Your instructions: Show all lines from the data that include the word "obrębie".

Recorded data:
^^^^^^^^

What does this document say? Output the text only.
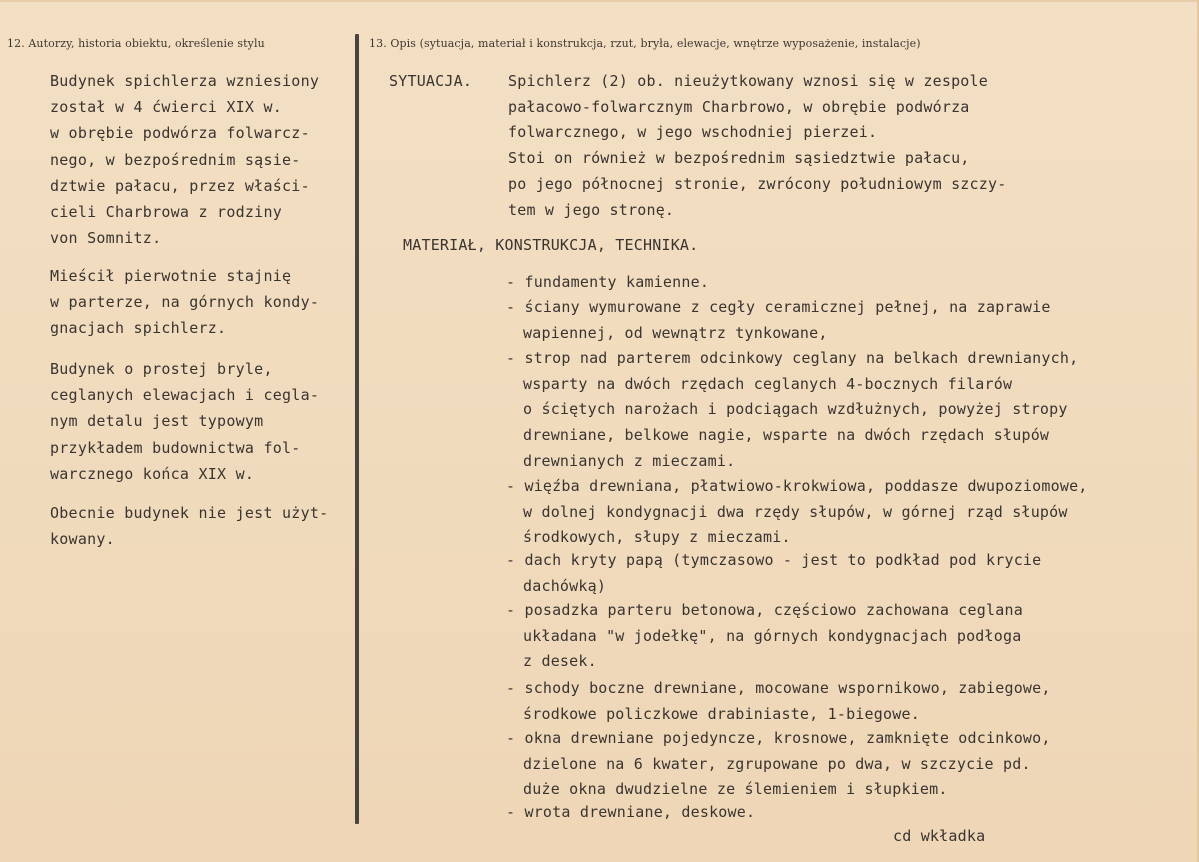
12. Autorzy, historia obiektu, określenie stylu	13. Opis (sytuacja, materiał i konstrukcja, rzut, bryła, elewacje, wnętrze wyposażenie, instalacje)
Budynek spichlerza wzniesiony
został w 4 ćwierci XIX w.
w obrębie podwórza folwarcz-
nego, w bezpośrednim sąsie-
dztwie pałacu, przez właści-
cieli Charbrowa z rodziny
von Somnitz.
Mieścił pierwotnie stajnię
w parterze, na górnych kondy-
gnacjach spichlerz.
Budynek o prostej bryle,
ceglanych elewacjach i cegla-
nym detalu jest typowym
przykładem budownictwa fol-
warcznego końca XIX w.
Obecnie budynek nie jest użyt-
kowany.
SYTUACJA. Spichlerz (2) ob. nieużytkowany wznosi się w zespole
pałacowo-folwarcznym Charbrowo, w obrębie podwórza
folwarcznego, w jego wschodniej pierzei.
Stoi on również w bezpośrednim sąsiedztwie pałacu,
po jego północnej stronie, zwrócony południowym szczy-
tem w jego stronę.
MATERIAŁ, KONSTRUKCJA, TECHNIKA.
- fundamenty kamienne.
- ściany wymurowane z cegły ceramicznej pełnej, na zaprawie
wapiennej, od wewnątrz tynkowane,
- strop nad parterem odcinkowy ceglany na belkach drewnianych,
wsparty na dwóch rzędach ceglanych 4-bocznych filarów
o ściętych narożach i podciągach wzdłużnych, powyżej stropy
drewniane, belkowe nagie, wsparte na dwóch rzędach słupów
drewnianych z mieczami.
- więźba drewniana, płatwiowo-krokwiowa, poddasze dwupoziomowe,
w dolnej kondygnacji dwa rzędy słupów, w górnej rząd słupów
środkowych, słupy z mieczami.
- dach kryty papą (tymczasowo - jest to podkład pod krycie
dachówką)
- posadzka parteru betonowa, częściowo zachowana ceglana
układana "w jodełkę", na górnych kondygnacjach podłoga
z desek.
- schody boczne drewniane, mocowane wspornikowo, zabiegowe,
środkowe policzkowe drabiniaste, 1-biegowe.
- okna drewniane pojedyncze, krosnowe, zamknięte odcinkowo,
dzielone na 6 kwater, zgrupowane po dwa, w szczycie pd.
duże okna dwudzielne ze ślemieniem i słupkiem.
- wrota drewniane, deskowe.
cd wkładka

^^^^^^^^

Exercise result:
w obrębie podwórza folwarcz-
pałacowo-folwarcznym Charbrowo, w obrębie podwórza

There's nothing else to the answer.